— The task —
Would it be possible to write out each entry below exactly, without the pictures?

— Collected data entries —
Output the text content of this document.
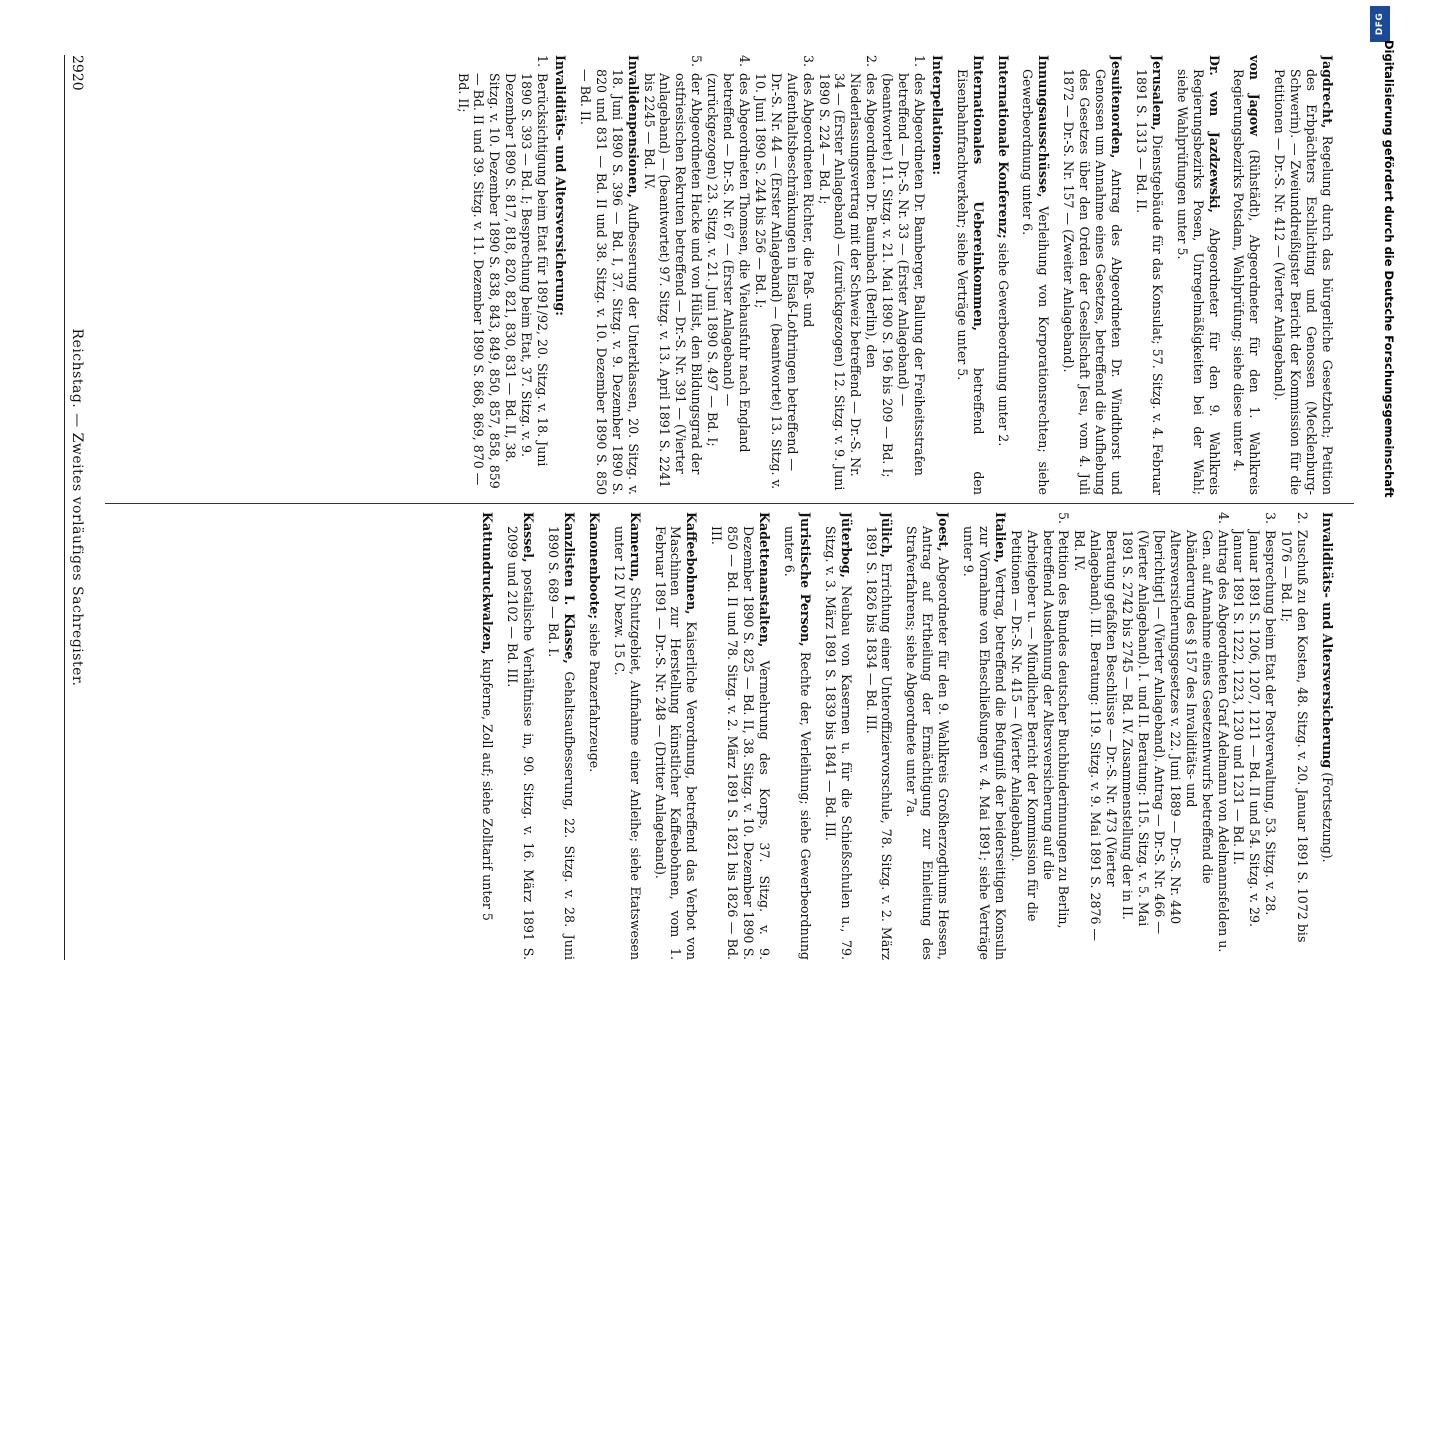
2920
Reichstag. — Zweites vorläufiges Sachregister.

Jagdrecht, Regelung durch das bürgerliche Gesetzbuch; Petition des Erbpächters Eschlichting und Genossen (Mecklenburg-Schwerin). — Zweiunddreißigster Bericht der Kommission für die Petitionen — Dr.-S. Nr. 412 — (Vierter Anlageband).

von Jagow (Rühstädt), Abgeordneter für den 1. Wahlkreis Regierungsbezirks Potsdam, Wahlprüfung; siehe diese unter 4.

Dr. von Jazdzewski, Abgeordneter für den 9. Wahlkreis Regierungsbezirks Posen, Unregelmäßigkeiten bei der Wahl; siehe Wahlprüfungen unter 5.

Jerusalem, Dienstgebäude für das Konsulat; 57. Sitzg. v. 4. Februar 1891 S. 1313 — Bd. II.

Jesuitenorden, Antrag des Abgeordneten Dr. Windthorst und Genossen um Annahme eines Gesetzes, betreffend die Aufhebung des Gesetzes über den Orden der Gesellschaft Jesu, vom 4. Juli 1872 — Dr.-S. Nr. 157 — (Zweiter Anlageband).

Innungsausschüsse, Verleihung von Korporationsrechten; siehe Gewerbeordnung unter 6.

Internationale Konferenz; siehe Gewerbeordnung unter 2.

Internationales Uebereinkommen, betreffend den Eisenbahnfrachtverkehr; siehe Verträge unter 5.

Interpellationen:

1.des Abgeordneten Dr. Bamberger, Ballung der Freiheitsstrafen betreffend — Dr.-S. Nr. 33 — (Erster Anlageband) — (beantwortet) 11. Sitzg. v. 21. Mai 1890 S. 196 bis 209 — Bd. I;

2.des Abgeordneten Dr. Baumbach (Berlin), den Niederlassungsvertrag mit der Schweiz betreffend — Dr.-S. Nr. 34 — (Erster Anlageband) — (zurückgezogen) 12. Sitzg. v. 9. Juni 1890 S. 224 — Bd. I;

3.des Abgeordneten Richter, die Paß- und Aufenthaltsbeschränkungen in Elsaß-Lothringen betreffend — Dr.-S. Nr. 44 — (Erster Anlageband) — (beantwortet) 13. Sitzg. v. 10. Juni 1890 S. 244 bis 256 — Bd. I;

4.des Abgeordneten Thomsen, die Viehausfuhr nach England betreffend — Dr.-S. Nr. 67 — (Erster Anlageband) — (zurückgezogen) 23. Sitzg. v. 21. Juni 1890 S. 497 — Bd. I;

5.der Abgeordneten Hacke und von Hülst, den Bildungsgrad der ostfriesischen Rekruten betreffend — Dr.-S. Nr. 391 — (Vierter Anlageband) — (beantwortet) 97. Sitzg. v. 13. April 1891 S. 2241 bis 2245 — Bd. IV.

Invalidenpensionen, Aufbesserung der Unterklassen, 20. Sitzg. v. 18. Juni 1890 S. 396 — Bd. I, 37. Sitzg. v. 9. Dezember 1890 S. 820 und 831 — Bd. II und 38. Sitzg. v. 10. Dezember 1890 S. 850 — Bd. II.

Invaliditäts- und Altersversicherung:

1.Berücksichtigung beim Etat für 1891/92, 20. Sitzg. v. 18. Juni 1890 S. 393 — Bd. I; Besprechung beim Etat, 37. Sitzg. v. 9. Dezember 1890 S. 817, 818, 820, 821, 830, 831 — Bd. II, 38. Sitzg. v. 10. Dezember 1890 S. 838, 843, 849, 850, 857, 858, 859 — Bd. II und 39. Sitzg. v. 11. Dezember 1890 S. 868, 869, 870 — Bd. II;

Invaliditäts- und Altersversicherung (Fortsetzung).

2.Zuschuß zu den Kosten, 48. Sitzg. v. 20. Januar 1891 S. 1072 bis 1076 — Bd. II;

3.Besprechung beim Etat der Postverwaltung, 53. Sitzg. v. 28. Januar 1891 S. 1206, 1207, 1211 — Bd. II und 54. Sitzg. v. 29. Januar 1891 S. 1222, 1223, 1230 und 1231 — Bd. II.

4.Antrag des Abgeordneten Graf Adelmann von Adelmannsfelden u. Gen. auf Annahme eines Gesetzentwurfs betreffend die Abänderung des § 157 des Invaliditäts- und Altersversicherungsgesetzes v. 22. Juni 1889 — Dr.-S. Nr. 440 [berichtigt] — (Vierter Anlageband). Antrag — Dr.-S. Nr. 466 — (Vierter Anlageband). I. und II. Beratung: 115. Sitzg. v. 5. Mai 1891 S. 2742 bis 2745 — Bd. IV. Zusammenstellung der in II. Beratung gefaßten Beschlüsse — Dr.-S. Nr. 473 (Vierter Anlageband). III. Beratung: 119. Sitzg. v. 9. Mai 1891 S. 2876 — Bd. IV.

5.Petition des Bundes deutscher Buchbinderinnungen zu Berlin, betreffend Ausdehnung der Altersversicherung auf die Arbeitgeber u. — Mündlicher Bericht der Kommission für die Petitionen — Dr.-S. Nr. 415 — (Vierter Anlageband).

Italien, Vertrag, betreffend die Befugniß der beiderseitigen Konsuln zur Vornahme von Eheschließungen v. 4. Mai 1891; siehe Verträge unter 9.

Joest, Abgeordneter für den 9. Wahlkreis Großherzogthums Hessen, Antrag auf Ertheilung der Ermächtigung zur Einleitung des Strafverfahrens; siehe Abgeordnete unter 7a.

Jülich, Errichtung einer Unteroffiziervorschule, 78. Sitzg. v. 2. März 1891 S. 1826 bis 1834 — Bd. III.

Jüterbog, Neubau von Kasernen u. für die Schießschulen u., 79. Sitzg. v. 3. März 1891 S. 1839 bis 1841 — Bd. III.

Juristische Person, Rechte der, Verleihung; siehe Gewerbeordnung unter 6.

Kadettenanstalten, Vermehrung des Korps, 37. Sitzg. v. 9. Dezember 1890 S. 825 — Bd. II, 38. Sitzg. v. 10. Dezember 1890 S. 850 — Bd. II und 78. Sitzg. v. 2. März 1891 S. 1821 bis 1826 — Bd. III.

Kaffeebohnen, Kaiserliche Verordnung, betreffend das Verbot von Maschinen zur Herstellung künstlicher Kaffeebohnen, vom 1. Februar 1891 — Dr.-S. Nr. 248 — (Dritter Anlageband).

Kamerun, Schutzgebiet, Aufnahme einer Anleihe; siehe Etatswesen unter 12 IV bezw. 15 C.

Kanonenboote; siehe Panzerfahrzeuge.

Kanzlisten I. Klasse, Gehaltsaufbesserung, 22. Sitzg. v. 28. Juni 1890 S. 689 — Bd. I.

Kassel, postalische Verhältnisse in, 90. Sitzg. v. 16. März 1891 S. 2099 und 2102 — Bd. III.

Kattundruckwalzen, kupferne, Zoll auf; siehe Zolltarif unter 5

DFG
Digitalisierung gefördert durch die Deutsche Forschungsgemeinschaft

— Result for this exercise —
Output the text content of this document.
2920
Reichstag. — Zweites vorläufiges Sachregister.

Jagdrecht, Regelung durch das bürgerliche Gesetzbuch; Petition des Erbpächters Eschlichting und Genossen (Mecklenburg-Schwerin). — Zweiunddreißigster Bericht der Kommission für die Petitionen — Dr.-S. Nr. 412 — (Vierter Anlageband).

von Jagow (Rühstädt), Abgeordneter für den 1. Wahlkreis Regierungsbezirks Potsdam, Wahlprüfung; siehe diese unter 4.

Dr. von Jazdzewski, Abgeordneter für den 9. Wahlkreis Regierungsbezirks Posen, Unregelmäßigkeiten bei der Wahl; siehe Wahlprüfungen unter 5.

Jerusalem, Dienstgebäude für das Konsulat; 57. Sitzg. v. 4. Februar 1891 S. 1313 — Bd. II.

Jesuitenorden, Antrag des Abgeordneten Dr. Windthorst und Genossen um Annahme eines Gesetzes, betreffend die Aufhebung des Gesetzes über den Orden der Gesellschaft Jesu, vom 4. Juli 1872 — Dr.-S. Nr. 157 — (Zweiter Anlageband).

Innungsausschüsse, Verleihung von Korporationsrechten; siehe Gewerbeordnung unter 6.

Internationale Konferenz; siehe Gewerbeordnung unter 2.

Internationales Uebereinkommen, betreffend den Eisenbahnfrachtverkehr; siehe Verträge unter 5.

Interpellationen:

1.des Abgeordneten Dr. Bamberger, Ballung der Freiheitsstrafen betreffend — Dr.-S. Nr. 33 — (Erster Anlageband) — (beantwortet) 11. Sitzg. v. 21. Mai 1890 S. 196 bis 209 — Bd. I;

2.des Abgeordneten Dr. Baumbach (Berlin), den Niederlassungsvertrag mit der Schweiz betreffend — Dr.-S. Nr. 34 — (Erster Anlageband) — (zurückgezogen) 12. Sitzg. v. 9. Juni 1890 S. 224 — Bd. I;

3.des Abgeordneten Richter, die Paß- und Aufenthaltsbeschränkungen in Elsaß-Lothringen betreffend — Dr.-S. Nr. 44 — (Erster Anlageband) — (beantwortet) 13. Sitzg. v. 10. Juni 1890 S. 244 bis 256 — Bd. I;

4.des Abgeordneten Thomsen, die Viehausfuhr nach England betreffend — Dr.-S. Nr. 67 — (Erster Anlageband) — (zurückgezogen) 23. Sitzg. v. 21. Juni 1890 S. 497 — Bd. I;

5.der Abgeordneten Hacke und von Hülst, den Bildungsgrad der ostfriesischen Rekruten betreffend — Dr.-S. Nr. 391 — (Vierter Anlageband) — (beantwortet) 97. Sitzg. v. 13. April 1891 S. 2241 bis 2245 — Bd. IV.

Invalidenpensionen, Aufbesserung der Unterklassen, 20. Sitzg. v. 18. Juni 1890 S. 396 — Bd. I, 37. Sitzg. v. 9. Dezember 1890 S. 820 und 831 — Bd. II und 38. Sitzg. v. 10. Dezember 1890 S. 850 — Bd. II.

Invaliditäts- und Altersversicherung:

1.Berücksichtigung beim Etat für 1891/92, 20. Sitzg. v. 18. Juni 1890 S. 393 — Bd. I; Besprechung beim Etat, 37. Sitzg. v. 9. Dezember 1890 S. 817, 818, 820, 821, 830, 831 — Bd. II, 38. Sitzg. v. 10. Dezember 1890 S. 838, 843, 849, 850, 857, 858, 859 — Bd. II und 39. Sitzg. v. 11. Dezember 1890 S. 868, 869, 870 — Bd. II;

Invaliditäts- und Altersversicherung (Fortsetzung).

2.Zuschuß zu den Kosten, 48. Sitzg. v. 20. Januar 1891 S. 1072 bis 1076 — Bd. II;

3.Besprechung beim Etat der Postverwaltung, 53. Sitzg. v. 28. Januar 1891 S. 1206, 1207, 1211 — Bd. II und 54. Sitzg. v. 29. Januar 1891 S. 1222, 1223, 1230 und 1231 — Bd. II.

4.Antrag des Abgeordneten Graf Adelmann von Adelmannsfelden u. Gen. auf Annahme eines Gesetzentwurfs betreffend die Abänderung des § 157 des Invaliditäts- und Altersversicherungsgesetzes v. 22. Juni 1889 — Dr.-S. Nr. 440 [berichtigt] — (Vierter Anlageband). Antrag — Dr.-S. Nr. 466 — (Vierter Anlageband). I. und II. Beratung: 115. Sitzg. v. 5. Mai 1891 S. 2742 bis 2745 — Bd. IV. Zusammenstellung der in II. Beratung gefaßten Beschlüsse — Dr.-S. Nr. 473 (Vierter Anlageband). III. Beratung: 119. Sitzg. v. 9. Mai 1891 S. 2876 — Bd. IV.

5.Petition des Bundes deutscher Buchbinderinnungen zu Berlin, betreffend Ausdehnung der Altersversicherung auf die Arbeitgeber u. — Mündlicher Bericht der Kommission für die Petitionen — Dr.-S. Nr. 415 — (Vierter Anlageband).

Italien, Vertrag, betreffend die Befugniß der beiderseitigen Konsuln zur Vornahme von Eheschließungen v. 4. Mai 1891; siehe Verträge unter 9.

Joest, Abgeordneter für den 9. Wahlkreis Großherzogthums Hessen, Antrag auf Ertheilung der Ermächtigung zur Einleitung des Strafverfahrens; siehe Abgeordnete unter 7a.

Jülich, Errichtung einer Unteroffiziervorschule, 78. Sitzg. v. 2. März 1891 S. 1826 bis 1834 — Bd. III.

Jüterbog, Neubau von Kasernen u. für die Schießschulen u., 79. Sitzg. v. 3. März 1891 S. 1839 bis 1841 — Bd. III.

Juristische Person, Rechte der, Verleihung; siehe Gewerbeordnung unter 6.

Kadettenanstalten, Vermehrung des Korps, 37. Sitzg. v. 9. Dezember 1890 S. 825 — Bd. II, 38. Sitzg. v. 10. Dezember 1890 S. 850 — Bd. II und 78. Sitzg. v. 2. März 1891 S. 1821 bis 1826 — Bd. III.

Kaffeebohnen, Kaiserliche Verordnung, betreffend das Verbot von Maschinen zur Herstellung künstlicher Kaffeebohnen, vom 1. Februar 1891 — Dr.-S. Nr. 248 — (Dritter Anlageband).

Kamerun, Schutzgebiet, Aufnahme einer Anleihe; siehe Etatswesen unter 12 IV bezw. 15 C.

Kanonenboote; siehe Panzerfahrzeuge.

Kanzlisten I. Klasse, Gehaltsaufbesserung, 22. Sitzg. v. 28. Juni 1890 S. 689 — Bd. I.

Kassel, postalische Verhältnisse in, 90. Sitzg. v. 16. März 1891 S. 2099 und 2102 — Bd. III.

Kattundruckwalzen, kupferne, Zoll auf; siehe Zolltarif unter 5

DFG
Digitalisierung gefördert durch die Deutsche Forschungsgemeinschaft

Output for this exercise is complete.